### Problem to work on
Check every line of the material below for the string "JSON", and return the ones that have it.

Source data
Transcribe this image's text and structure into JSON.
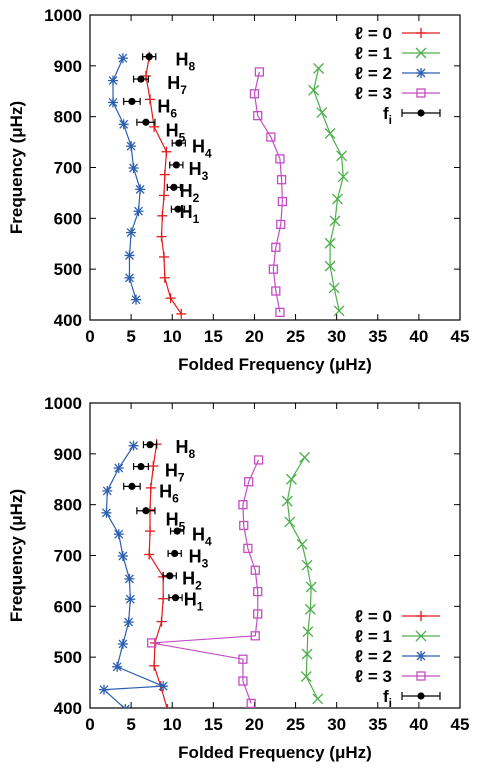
{
  "chart_data": [
    {
      "type": "line",
      "xlabel": "Folded Frequency (μHz)",
      "ylabel": "Frequency (μHz)",
      "xlim": [
        0,
        45
      ],
      "ylim": [
        400,
        1000
      ],
      "x_ticks": [
        "0",
        "5",
        "10",
        "15",
        "20",
        "25",
        "30",
        "35",
        "40",
        "45"
      ],
      "y_ticks": [
        "400",
        "500",
        "600",
        "700",
        "800",
        "900",
        "1000"
      ],
      "legend_position": "top-right",
      "series": [
        {
          "name": "ℓ = 0",
          "color": "#e31a1c",
          "marker": "plus",
          "points": [
            [
              11.1,
              412
            ],
            [
              9.8,
              443
            ],
            [
              9.1,
              483
            ],
            [
              9.0,
              524
            ],
            [
              8.7,
              564
            ],
            [
              8.8,
              605
            ],
            [
              9.0,
              645
            ],
            [
              9.1,
              686
            ],
            [
              9.3,
              731
            ],
            [
              7.8,
              780
            ],
            [
              7.3,
              834
            ],
            [
              6.8,
              880
            ],
            [
              7.2,
              918
            ]
          ]
        },
        {
          "name": "ℓ = 1",
          "color": "#4daf4a",
          "marker": "cross",
          "points": [
            [
              30.3,
              418
            ],
            [
              29.7,
              463
            ],
            [
              29.2,
              506
            ],
            [
              29.2,
              551
            ],
            [
              29.8,
              595
            ],
            [
              30.1,
              638
            ],
            [
              30.8,
              682
            ],
            [
              30.6,
              723
            ],
            [
              29.2,
              767
            ],
            [
              28.2,
              808
            ],
            [
              27.2,
              852
            ],
            [
              27.8,
              895
            ]
          ]
        },
        {
          "name": "ℓ = 2",
          "color": "#2c5fb0",
          "marker": "star",
          "points": [
            [
              5.6,
              440
            ],
            [
              4.8,
              483
            ],
            [
              4.8,
              527
            ],
            [
              5.0,
              572
            ],
            [
              5.9,
              614
            ],
            [
              6.1,
              657
            ],
            [
              5.3,
              699
            ],
            [
              5.0,
              742
            ],
            [
              4.1,
              785
            ],
            [
              2.8,
              828
            ],
            [
              2.8,
              871
            ],
            [
              4.0,
              915
            ]
          ]
        },
        {
          "name": "ℓ = 3",
          "color": "#c44ec4",
          "marker": "square",
          "points": [
            [
              23.1,
              415
            ],
            [
              22.6,
              457
            ],
            [
              22.3,
              500
            ],
            [
              22.6,
              543
            ],
            [
              23.2,
              588
            ],
            [
              23.4,
              633
            ],
            [
              23.3,
              676
            ],
            [
              23.1,
              717
            ],
            [
              22.0,
              760
            ],
            [
              20.4,
              802
            ],
            [
              20.0,
              845
            ],
            [
              20.6,
              888
            ]
          ]
        }
      ],
      "fi": {
        "name": "f",
        "name_sub": "i",
        "color": "#000000",
        "points": [
          [
            10.7,
            618,
            0.8
          ],
          [
            10.2,
            661,
            0.8
          ],
          [
            10.5,
            705,
            0.8
          ],
          [
            10.8,
            748,
            0.8
          ],
          [
            6.8,
            789,
            1.1
          ],
          [
            5.1,
            830,
            1.0
          ],
          [
            6.2,
            874,
            0.9
          ],
          [
            7.2,
            918,
            0.8
          ]
        ]
      },
      "annotations": [
        {
          "label": "H",
          "sub": "1",
          "x": 10.9,
          "y": 612
        },
        {
          "label": "H",
          "sub": "2",
          "x": 10.9,
          "y": 654
        },
        {
          "label": "H",
          "sub": "3",
          "x": 12.0,
          "y": 697
        },
        {
          "label": "H",
          "sub": "4",
          "x": 12.4,
          "y": 741
        },
        {
          "label": "H",
          "sub": "5",
          "x": 9.2,
          "y": 773
        },
        {
          "label": "H",
          "sub": "6",
          "x": 8.2,
          "y": 820
        },
        {
          "label": "H",
          "sub": "7",
          "x": 9.4,
          "y": 866
        },
        {
          "label": "H",
          "sub": "8",
          "x": 10.4,
          "y": 912
        }
      ]
    },
    {
      "type": "line",
      "xlabel": "Folded Frequency (μHz)",
      "ylabel": "Frequency (μHz)",
      "xlim": [
        0,
        45
      ],
      "ylim": [
        400,
        1000
      ],
      "x_ticks": [
        "0",
        "5",
        "10",
        "15",
        "20",
        "25",
        "30",
        "35",
        "40",
        "45"
      ],
      "y_ticks": [
        "400",
        "500",
        "600",
        "700",
        "800",
        "900",
        "1000"
      ],
      "legend_position": "bottom-right",
      "series": [
        {
          "name": "ℓ = 0",
          "color": "#e31a1c",
          "marker": "plus",
          "points": [
            [
              9.4,
              398
            ],
            [
              8.6,
              443
            ],
            [
              7.8,
              483
            ],
            [
              7.9,
              528
            ],
            [
              8.7,
              570
            ],
            [
              8.9,
              615
            ],
            [
              8.9,
              658
            ],
            [
              7.2,
              702
            ],
            [
              7.3,
              748
            ],
            [
              7.3,
              790
            ],
            [
              7.4,
              833
            ],
            [
              7.7,
              876
            ],
            [
              8.1,
              919
            ]
          ]
        },
        {
          "name": "ℓ = 1",
          "color": "#4daf4a",
          "marker": "cross",
          "points": [
            [
              27.7,
              418
            ],
            [
              26.3,
              462
            ],
            [
              26.4,
              506
            ],
            [
              26.5,
              550
            ],
            [
              26.8,
              594
            ],
            [
              26.9,
              638
            ],
            [
              26.4,
              681
            ],
            [
              25.8,
              722
            ],
            [
              24.3,
              766
            ],
            [
              24.0,
              807
            ],
            [
              24.5,
              850
            ],
            [
              26.1,
              893
            ]
          ]
        },
        {
          "name": "ℓ = 2",
          "color": "#2c5fb0",
          "marker": "star",
          "points": [
            [
              4.3,
              398
            ],
            [
              1.7,
              436
            ],
            [
              8.9,
              443
            ],
            [
              3.3,
              481
            ],
            [
              4.0,
              526
            ],
            [
              4.7,
              569
            ],
            [
              4.9,
              614
            ],
            [
              4.8,
              654
            ],
            [
              4.0,
              699
            ],
            [
              3.5,
              742
            ],
            [
              2.0,
              784
            ],
            [
              2.1,
              827
            ],
            [
              3.5,
              872
            ],
            [
              5.3,
              916
            ]
          ]
        },
        {
          "name": "ℓ = 3",
          "color": "#c44ec4",
          "marker": "square",
          "points": [
            [
              19.6,
              409
            ],
            [
              18.6,
              453
            ],
            [
              18.6,
              496
            ],
            [
              7.5,
              528
            ],
            [
              20.1,
              542
            ],
            [
              20.4,
              585
            ],
            [
              20.4,
              629
            ],
            [
              20.1,
              671
            ],
            [
              19.2,
              714
            ],
            [
              18.7,
              759
            ],
            [
              18.6,
              800
            ],
            [
              19.3,
              845
            ],
            [
              20.5,
              888
            ]
          ]
        }
      ],
      "fi": {
        "name": "f",
        "name_sub": "i",
        "color": "#000000",
        "points": [
          [
            10.4,
            617,
            0.8
          ],
          [
            9.7,
            660,
            0.8
          ],
          [
            10.3,
            704,
            0.8
          ],
          [
            10.6,
            748,
            0.8
          ],
          [
            6.8,
            788,
            1.1
          ],
          [
            5.1,
            836,
            1.0
          ],
          [
            6.2,
            875,
            0.9
          ],
          [
            7.3,
            918,
            0.8
          ]
        ]
      },
      "annotations": [
        {
          "label": "H",
          "sub": "1",
          "x": 11.4,
          "y": 613
        },
        {
          "label": "H",
          "sub": "2",
          "x": 11.2,
          "y": 655
        },
        {
          "label": "H",
          "sub": "3",
          "x": 12.0,
          "y": 698
        },
        {
          "label": "H",
          "sub": "4",
          "x": 12.4,
          "y": 741
        },
        {
          "label": "H",
          "sub": "5",
          "x": 9.2,
          "y": 771
        },
        {
          "label": "H",
          "sub": "6",
          "x": 8.4,
          "y": 826
        },
        {
          "label": "H",
          "sub": "7",
          "x": 9.1,
          "y": 867
        },
        {
          "label": "H",
          "sub": "8",
          "x": 10.4,
          "y": 913
        }
      ]
    }
  ]
}
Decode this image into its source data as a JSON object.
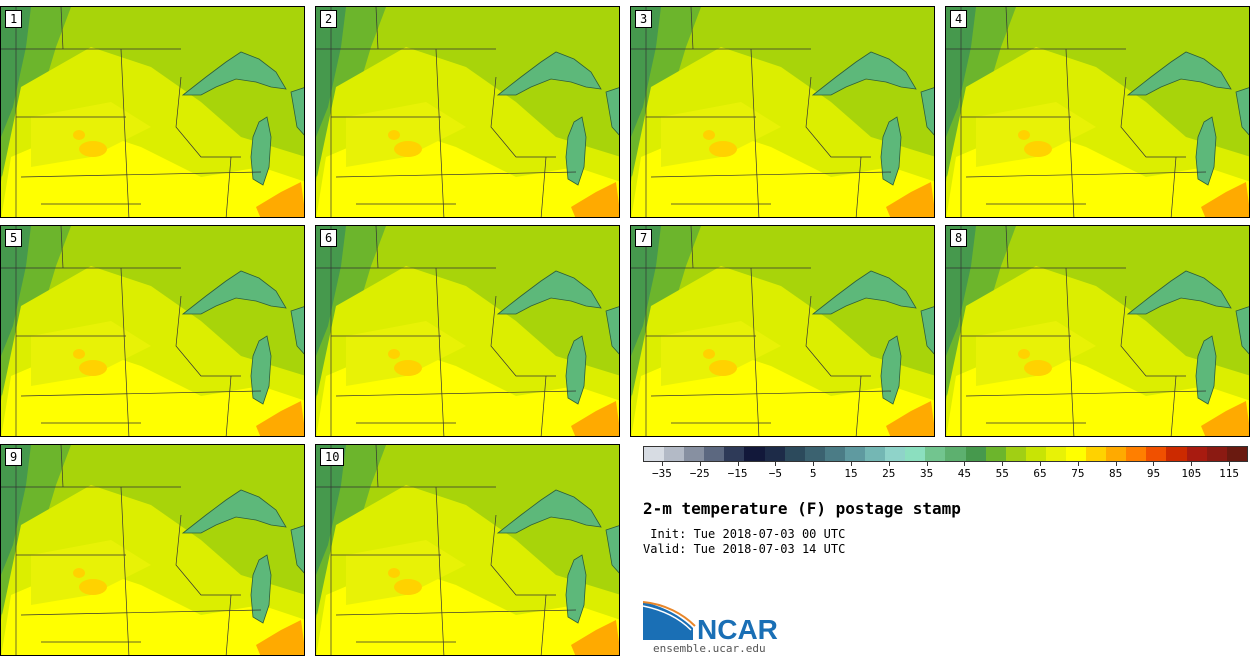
{
  "panels": [
    {
      "label": "1"
    },
    {
      "label": "2"
    },
    {
      "label": "3"
    },
    {
      "label": "4"
    },
    {
      "label": "5"
    },
    {
      "label": "6"
    },
    {
      "label": "7"
    },
    {
      "label": "8"
    },
    {
      "label": "9"
    },
    {
      "label": "10"
    }
  ],
  "colorbar": {
    "colors": [
      "#d7dce3",
      "#b3bac6",
      "#8790a1",
      "#5c6880",
      "#2e3a58",
      "#12183a",
      "#1d2b48",
      "#2c4a5c",
      "#3b6270",
      "#4b7c86",
      "#5f9aa0",
      "#74b7b4",
      "#8fd3c9",
      "#8bdfbf",
      "#72c58f",
      "#5db06f",
      "#46994d",
      "#6cb52c",
      "#a1cf14",
      "#c8e405",
      "#e8f206",
      "#ffff00",
      "#ffd200",
      "#ffaa00",
      "#ff7f00",
      "#f05000",
      "#cc2a00",
      "#a81b10",
      "#8b1a12",
      "#6a1a10"
    ],
    "tick_labels": [
      "−35",
      "−25",
      "−15",
      "−5",
      "5",
      "15",
      "25",
      "35",
      "45",
      "55",
      "65",
      "75",
      "85",
      "95",
      "105",
      "115"
    ],
    "range": [
      -35,
      115
    ],
    "min": -40,
    "max": 120
  },
  "title": "2-m temperature (F) postage stamp",
  "init": " Init: Tue 2018-07-03 00 UTC",
  "valid": "Valid: Tue 2018-07-03 14 UTC",
  "logo_text": "NCAR",
  "url": "ensemble.ucar.edu",
  "colors": {
    "light_green": "#a8d40a",
    "mid_green": "#6cb52c",
    "dark_green": "#46994d",
    "yellow_green": "#dcee00",
    "yellow": "#ffff00",
    "orange": "#ffaa00",
    "lake": "#5db87a",
    "ncar_blue": "#1a6fb5"
  }
}
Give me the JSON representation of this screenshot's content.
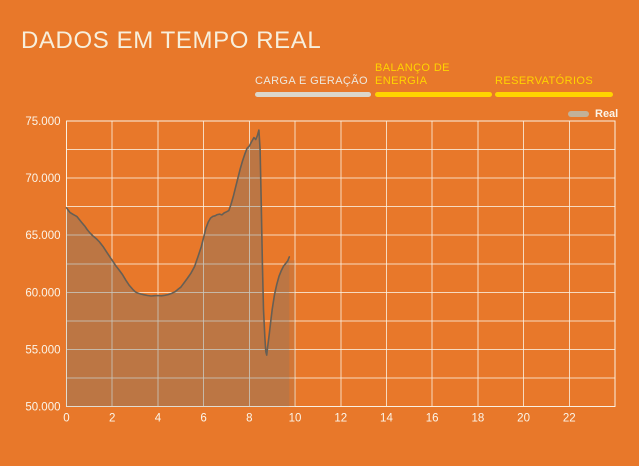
{
  "title": "DADOS EM TEMPO REAL",
  "tabs": [
    {
      "label": "CARGA E GERAÇÃO",
      "active": true
    },
    {
      "label": "BALANÇO DE ENERGIA",
      "active": false
    },
    {
      "label": "RESERVATÓRIOS",
      "active": false
    }
  ],
  "legend": {
    "label": "Real"
  },
  "colors": {
    "background": "#E8782A",
    "title_text": "#F7EFDC",
    "active_tab": "#DCD6CA",
    "accent_yellow": "#FFD400",
    "gridline": "rgba(250,242,228,0.8)",
    "frame": "rgba(250,242,228,0.9)",
    "axis_text": "#FBF5E9",
    "area_fill": "rgba(100,115,120,0.33)",
    "live_edge_fill": "rgba(100,115,120,0.16)",
    "line_stroke": "#675F54",
    "legend_swatch": "#C2B199"
  },
  "chart_data": {
    "type": "area",
    "title": "",
    "xlabel": "",
    "ylabel": "",
    "x_range": [
      0,
      24
    ],
    "y_range": [
      50000,
      75000
    ],
    "x_gridline_step_hours": 2,
    "y_gridline_step": 2500,
    "grid": true,
    "legend_position": "top-right",
    "x_tick_values": [
      0,
      2,
      4,
      6,
      8,
      10,
      12,
      14,
      16,
      18,
      20,
      22
    ],
    "x_tick_labels": [
      "0",
      "2",
      "4",
      "6",
      "8",
      "10",
      "12",
      "14",
      "16",
      "18",
      "20",
      "22"
    ],
    "y_tick_values": [
      50000,
      55000,
      60000,
      65000,
      70000,
      75000
    ],
    "y_tick_labels": [
      "50.000",
      "55.000",
      "60.000",
      "65.000",
      "70.000",
      "75.000"
    ],
    "series": [
      {
        "name": "Real",
        "points": [
          [
            0.0,
            67400
          ],
          [
            0.15,
            67000
          ],
          [
            0.3,
            66800
          ],
          [
            0.45,
            66650
          ],
          [
            0.55,
            66400
          ],
          [
            0.65,
            66150
          ],
          [
            0.8,
            65800
          ],
          [
            0.9,
            65500
          ],
          [
            1.0,
            65250
          ],
          [
            1.15,
            64950
          ],
          [
            1.3,
            64700
          ],
          [
            1.45,
            64400
          ],
          [
            1.6,
            64000
          ],
          [
            1.75,
            63550
          ],
          [
            1.9,
            63100
          ],
          [
            2.0,
            62800
          ],
          [
            2.15,
            62350
          ],
          [
            2.3,
            61950
          ],
          [
            2.45,
            61550
          ],
          [
            2.6,
            61050
          ],
          [
            2.75,
            60600
          ],
          [
            2.9,
            60250
          ],
          [
            3.0,
            60050
          ],
          [
            3.1,
            59950
          ],
          [
            3.25,
            59850
          ],
          [
            3.4,
            59780
          ],
          [
            3.55,
            59720
          ],
          [
            3.7,
            59680
          ],
          [
            3.85,
            59700
          ],
          [
            4.0,
            59720
          ],
          [
            4.15,
            59690
          ],
          [
            4.3,
            59740
          ],
          [
            4.45,
            59800
          ],
          [
            4.6,
            59900
          ],
          [
            4.75,
            60050
          ],
          [
            4.9,
            60300
          ],
          [
            5.0,
            60450
          ],
          [
            5.15,
            60850
          ],
          [
            5.3,
            61250
          ],
          [
            5.45,
            61700
          ],
          [
            5.6,
            62250
          ],
          [
            5.75,
            63100
          ],
          [
            5.9,
            64000
          ],
          [
            6.0,
            64800
          ],
          [
            6.1,
            65600
          ],
          [
            6.2,
            66150
          ],
          [
            6.3,
            66500
          ],
          [
            6.4,
            66650
          ],
          [
            6.5,
            66700
          ],
          [
            6.6,
            66800
          ],
          [
            6.7,
            66850
          ],
          [
            6.8,
            66780
          ],
          [
            6.9,
            66950
          ],
          [
            7.0,
            67050
          ],
          [
            7.1,
            67150
          ],
          [
            7.2,
            67700
          ],
          [
            7.3,
            68400
          ],
          [
            7.4,
            69200
          ],
          [
            7.5,
            70000
          ],
          [
            7.6,
            70800
          ],
          [
            7.7,
            71500
          ],
          [
            7.8,
            72100
          ],
          [
            7.9,
            72600
          ],
          [
            8.0,
            72800
          ],
          [
            8.1,
            73200
          ],
          [
            8.2,
            73550
          ],
          [
            8.28,
            73380
          ],
          [
            8.35,
            73700
          ],
          [
            8.42,
            74200
          ],
          [
            8.47,
            72500
          ],
          [
            8.52,
            68000
          ],
          [
            8.57,
            62500
          ],
          [
            8.62,
            58500
          ],
          [
            8.68,
            56000
          ],
          [
            8.72,
            54800
          ],
          [
            8.76,
            54500
          ],
          [
            8.8,
            55200
          ],
          [
            8.87,
            56300
          ],
          [
            8.94,
            57500
          ],
          [
            9.0,
            58500
          ],
          [
            9.1,
            59800
          ],
          [
            9.2,
            60700
          ],
          [
            9.3,
            61400
          ],
          [
            9.4,
            61900
          ],
          [
            9.5,
            62300
          ],
          [
            9.6,
            62550
          ],
          [
            9.68,
            62750
          ],
          [
            9.75,
            63100
          ]
        ]
      }
    ],
    "live_edge": {
      "from_hour": 9.75,
      "to_hour": 10.0,
      "top_value": 62800
    }
  }
}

### Answer in full
Transcribe this image's text and structure into JSON.
Decode this image into its source data as a JSON object.
Give me the JSON representation of this screenshot's content.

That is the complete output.